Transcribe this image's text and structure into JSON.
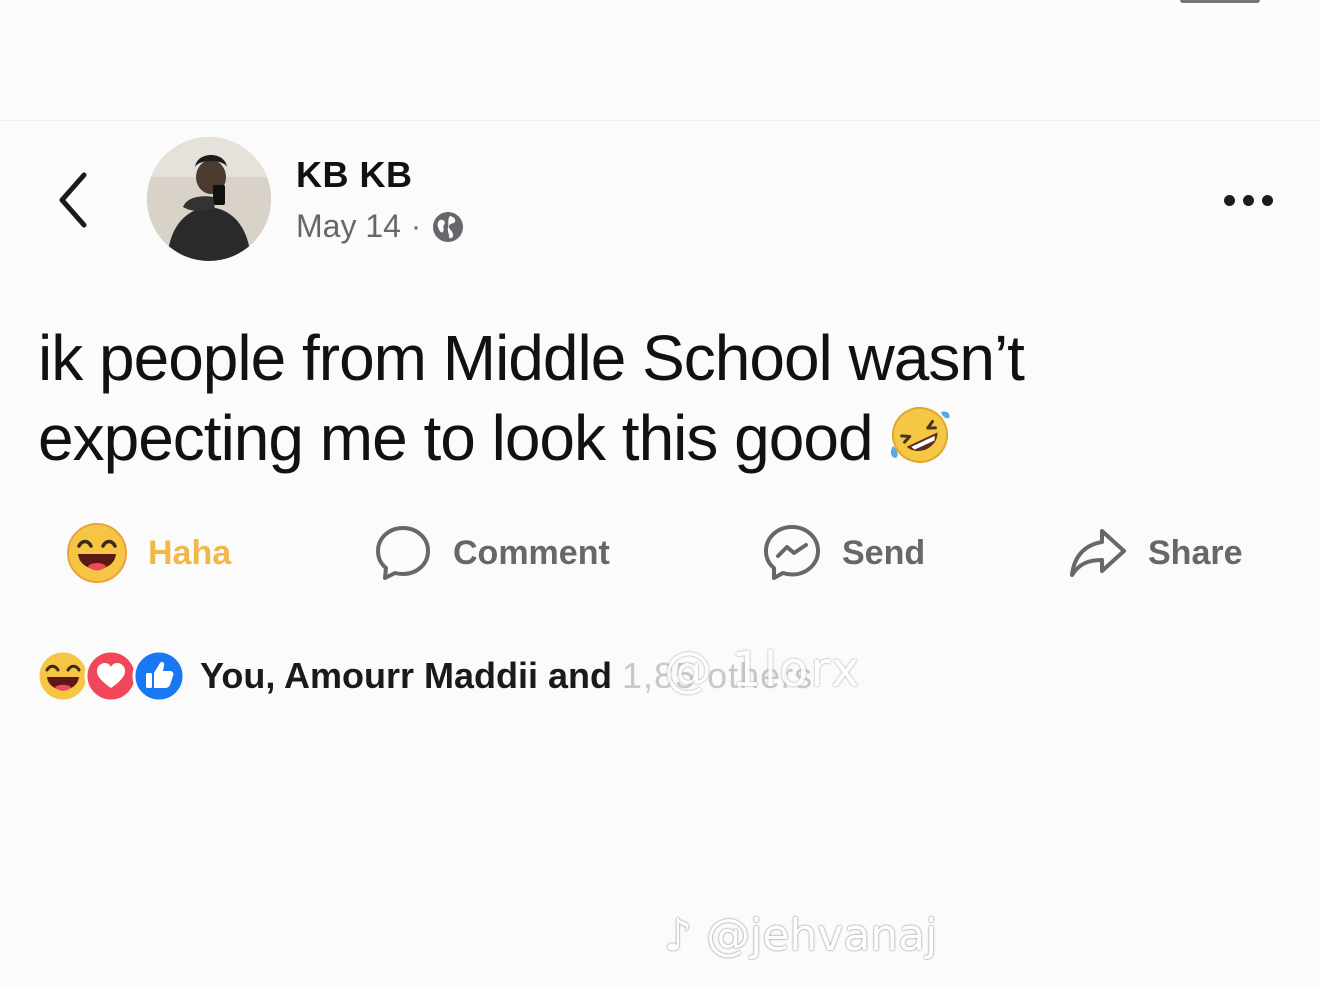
{
  "post": {
    "author_name": "KB KB",
    "date": "May 14",
    "separator": "·",
    "audience_icon": "globe-icon",
    "text_line_1": "ik people from Middle School wasn’t",
    "text_line_2": "expecting me to look this good",
    "text_emoji": "rolling-on-floor-laughing-emoji"
  },
  "header": {
    "back_icon": "chevron-left-icon",
    "more_icon": "ellipsis-icon"
  },
  "actions": {
    "haha_label": "Haha",
    "comment_label": "Comment",
    "send_label": "Send",
    "share_label": "Share"
  },
  "reactions": {
    "icons": [
      "haha-icon",
      "love-icon",
      "like-icon"
    ],
    "summary_text": "You, Amourr Maddii and",
    "summary_faded": "1,85 others"
  },
  "watermarks": {
    "overlay": "@ 1lorx",
    "handle": "@jehvanaj"
  },
  "colors": {
    "haha_accent": "#f1b849",
    "action_gray": "#65676b",
    "like_blue": "#1877f2",
    "love_red": "#f0475a"
  }
}
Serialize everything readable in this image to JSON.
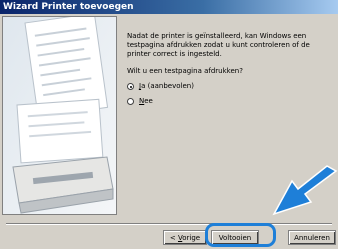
{
  "window": {
    "title": "Wizard Printer toevoegen"
  },
  "content": {
    "message": "Nadat de printer is geïnstalleerd, kan Windows een testpagina afdrukken zodat u kunt controleren of de printer correct is ingesteld.",
    "question": "Wilt u een testpagina afdrukken?",
    "options": [
      {
        "accel": "J",
        "rest": "a (aanbevolen)",
        "selected": true
      },
      {
        "accel": "N",
        "rest": "ee",
        "selected": false
      }
    ]
  },
  "buttons": {
    "back_prefix": "< ",
    "back_accel": "V",
    "back_rest": "orige",
    "finish": "Voltooien",
    "cancel": "Annuleren"
  },
  "colors": {
    "titlebar_start": "#0a246a",
    "highlight": "#1e7fd8",
    "arrow": "#1e7fd8"
  },
  "icons": {
    "illustration": "printer-with-paper-illustration",
    "arrow": "pointer-arrow-icon"
  }
}
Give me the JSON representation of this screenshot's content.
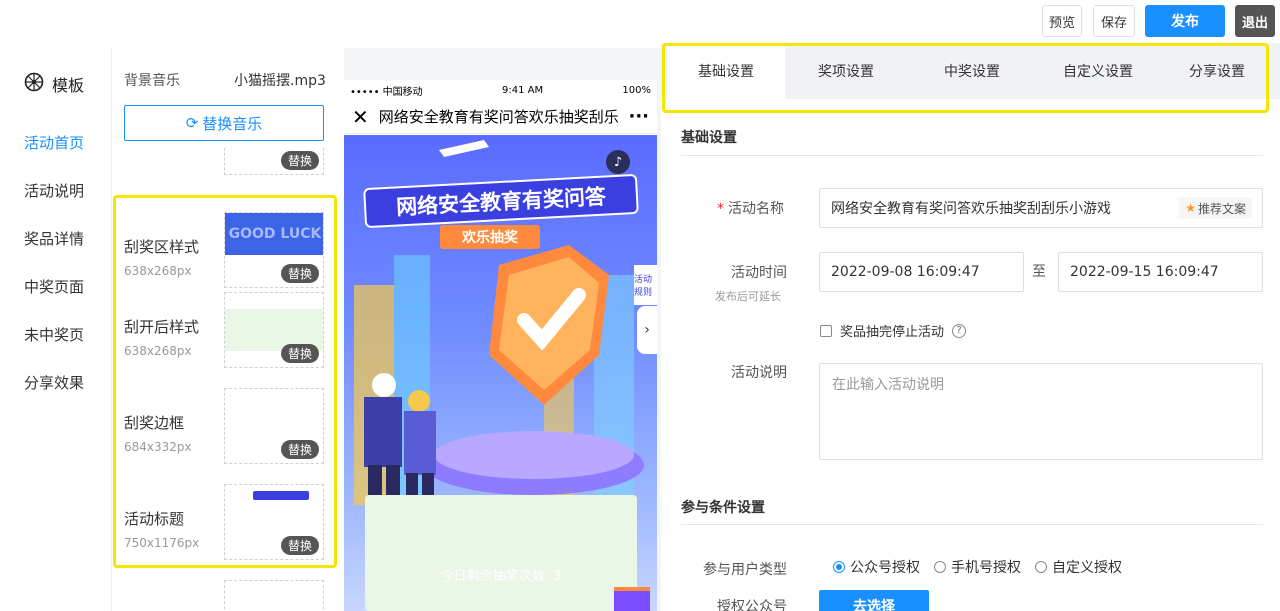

## INSTRUCTION
List the lines of the records where "this" occurs.

## SOLUTION TO THE PROBLEM
Transcribe this image's text and structure into JSON.
    "text_line_2": "expecting me to look this good",
Serialize everything readable in this image to JSON.
Give me the JSON representation of this screenshot's content.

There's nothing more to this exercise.